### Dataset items
*****

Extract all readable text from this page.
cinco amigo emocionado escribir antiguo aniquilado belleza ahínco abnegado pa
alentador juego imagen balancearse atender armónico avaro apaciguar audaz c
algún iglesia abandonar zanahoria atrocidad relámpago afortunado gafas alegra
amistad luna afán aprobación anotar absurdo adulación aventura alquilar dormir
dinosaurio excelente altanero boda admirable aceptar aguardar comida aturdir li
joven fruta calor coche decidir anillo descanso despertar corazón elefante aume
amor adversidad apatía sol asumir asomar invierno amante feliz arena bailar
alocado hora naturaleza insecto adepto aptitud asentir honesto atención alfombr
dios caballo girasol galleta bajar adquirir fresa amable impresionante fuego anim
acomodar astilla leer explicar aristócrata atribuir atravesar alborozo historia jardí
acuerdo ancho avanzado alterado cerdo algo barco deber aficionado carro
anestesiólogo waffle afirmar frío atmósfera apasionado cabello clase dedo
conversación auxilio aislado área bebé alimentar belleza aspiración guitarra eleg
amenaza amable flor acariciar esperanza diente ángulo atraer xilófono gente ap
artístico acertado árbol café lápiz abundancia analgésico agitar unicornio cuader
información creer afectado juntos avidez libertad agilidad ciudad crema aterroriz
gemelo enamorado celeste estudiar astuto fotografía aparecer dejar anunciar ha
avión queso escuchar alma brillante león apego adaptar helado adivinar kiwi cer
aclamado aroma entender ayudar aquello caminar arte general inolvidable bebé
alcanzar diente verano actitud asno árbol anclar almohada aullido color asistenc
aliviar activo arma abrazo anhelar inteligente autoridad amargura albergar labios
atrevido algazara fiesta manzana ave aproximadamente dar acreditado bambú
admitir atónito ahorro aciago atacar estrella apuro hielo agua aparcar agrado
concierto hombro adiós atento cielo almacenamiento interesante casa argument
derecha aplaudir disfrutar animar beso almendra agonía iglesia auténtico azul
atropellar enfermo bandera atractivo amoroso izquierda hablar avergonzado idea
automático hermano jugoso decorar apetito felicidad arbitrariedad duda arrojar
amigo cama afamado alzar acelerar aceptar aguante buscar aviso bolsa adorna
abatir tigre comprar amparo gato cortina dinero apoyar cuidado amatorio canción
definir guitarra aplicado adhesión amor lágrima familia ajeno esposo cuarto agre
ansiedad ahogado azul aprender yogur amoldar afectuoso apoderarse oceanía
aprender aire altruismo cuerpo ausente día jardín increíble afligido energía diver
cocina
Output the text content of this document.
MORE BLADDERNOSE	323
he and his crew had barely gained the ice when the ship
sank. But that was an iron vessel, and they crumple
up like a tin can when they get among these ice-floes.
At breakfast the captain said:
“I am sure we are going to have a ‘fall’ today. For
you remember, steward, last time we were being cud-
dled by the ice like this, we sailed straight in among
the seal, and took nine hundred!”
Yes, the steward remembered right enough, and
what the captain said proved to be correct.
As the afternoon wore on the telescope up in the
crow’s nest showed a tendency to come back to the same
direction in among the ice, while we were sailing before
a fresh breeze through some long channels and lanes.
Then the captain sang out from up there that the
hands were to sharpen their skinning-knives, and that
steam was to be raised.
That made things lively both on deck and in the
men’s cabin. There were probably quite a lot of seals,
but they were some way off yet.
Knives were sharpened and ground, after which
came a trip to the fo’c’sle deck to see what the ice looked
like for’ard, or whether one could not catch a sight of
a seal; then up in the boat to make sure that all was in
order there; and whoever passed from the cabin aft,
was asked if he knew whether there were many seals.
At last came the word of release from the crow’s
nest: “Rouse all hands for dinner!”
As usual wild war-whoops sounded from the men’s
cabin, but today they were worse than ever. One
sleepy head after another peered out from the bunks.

*****

### Short exercise
Exactly reproduce all of the entries above.

### The reply
Extract all readable text from this page.
cinco amigo emocionado escribir antiguo aniquilado belleza ahínco abnegado pa
alentador juego imagen balancearse atender armónico avaro apaciguar audaz c
algún iglesia abandonar zanahoria atrocidad relámpago afortunado gafas alegra
amistad luna afán aprobación anotar absurdo adulación aventura alquilar dormir
dinosaurio excelente altanero boda admirable aceptar aguardar comida aturdir li
joven fruta calor coche decidir anillo descanso despertar corazón elefante aume
amor adversidad apatía sol asumir asomar invierno amante feliz arena bailar
alocado hora naturaleza insecto adepto aptitud asentir honesto atención alfombr
dios caballo girasol galleta bajar adquirir fresa amable impresionante fuego anim
acomodar astilla leer explicar aristócrata atribuir atravesar alborozo historia jardí
acuerdo ancho avanzado alterado cerdo algo barco deber aficionado carro
anestesiólogo waffle afirmar frío atmósfera apasionado cabello clase dedo
conversación auxilio aislado área bebé alimentar belleza aspiración guitarra eleg
amenaza amable flor acariciar esperanza diente ángulo atraer xilófono gente ap
artístico acertado árbol café lápiz abundancia analgésico agitar unicornio cuader
información creer afectado juntos avidez libertad agilidad ciudad crema aterroriz
gemelo enamorado celeste estudiar astuto fotografía aparecer dejar anunciar ha
avión queso escuchar alma brillante león apego adaptar helado adivinar kiwi cer
aclamado aroma entender ayudar aquello caminar arte general inolvidable bebé
alcanzar diente verano actitud asno árbol anclar almohada aullido color asistenc
aliviar activo arma abrazo anhelar inteligente autoridad amargura albergar labios
atrevido algazara fiesta manzana ave aproximadamente dar acreditado bambú
admitir atónito ahorro aciago atacar estrella apuro hielo agua aparcar agrado
concierto hombro adiós atento cielo almacenamiento interesante casa argument
derecha aplaudir disfrutar animar beso almendra agonía iglesia auténtico azul
atropellar enfermo bandera atractivo amoroso izquierda hablar avergonzado idea
automático hermano jugoso decorar apetito felicidad arbitrariedad duda arrojar
amigo cama afamado alzar acelerar aceptar aguante buscar aviso bolsa adorna
abatir tigre comprar amparo gato cortina dinero apoyar cuidado amatorio canción
definir guitarra aplicado adhesión amor lágrima familia ajeno esposo cuarto agre
ansiedad ahogado azul aprender yogur amoldar afectuoso apoderarse oceanía
aprender aire altruismo cuerpo ausente día jardín increíble afligido energía diver
cocina
Output the text content of this document.
MORE BLADDERNOSE	323
he and his crew had barely gained the ice when the ship
sank. But that was an iron vessel, and they crumple
up like a tin can when they get among these ice-floes.
At breakfast the captain said:
“I am sure we are going to have a ‘fall’ today. For
you remember, steward, last time we were being cud-
dled by the ice like this, we sailed straight in among
the seal, and took nine hundred!”
Yes, the steward remembered right enough, and
what the captain said proved to be correct.
As the afternoon wore on the telescope up in the
crow’s nest showed a tendency to come back to the same
direction in among the ice, while we were sailing before
a fresh breeze through some long channels and lanes.
Then the captain sang out from up there that the
hands were to sharpen their skinning-knives, and that
steam was to be raised.
That made things lively both on deck and in the
men’s cabin. There were probably quite a lot of seals,
but they were some way off yet.
Knives were sharpened and ground, after which
came a trip to the fo’c’sle deck to see what the ice looked
like for’ard, or whether one could not catch a sight of
a seal; then up in the boat to make sure that all was in
order there; and whoever passed from the cabin aft,
was asked if he knew whether there were many seals.
At last came the word of release from the crow’s
nest: “Rouse all hands for dinner!”
As usual wild war-whoops sounded from the men’s
cabin, but today they were worse than ever. One
sleepy head after another peered out from the bunks.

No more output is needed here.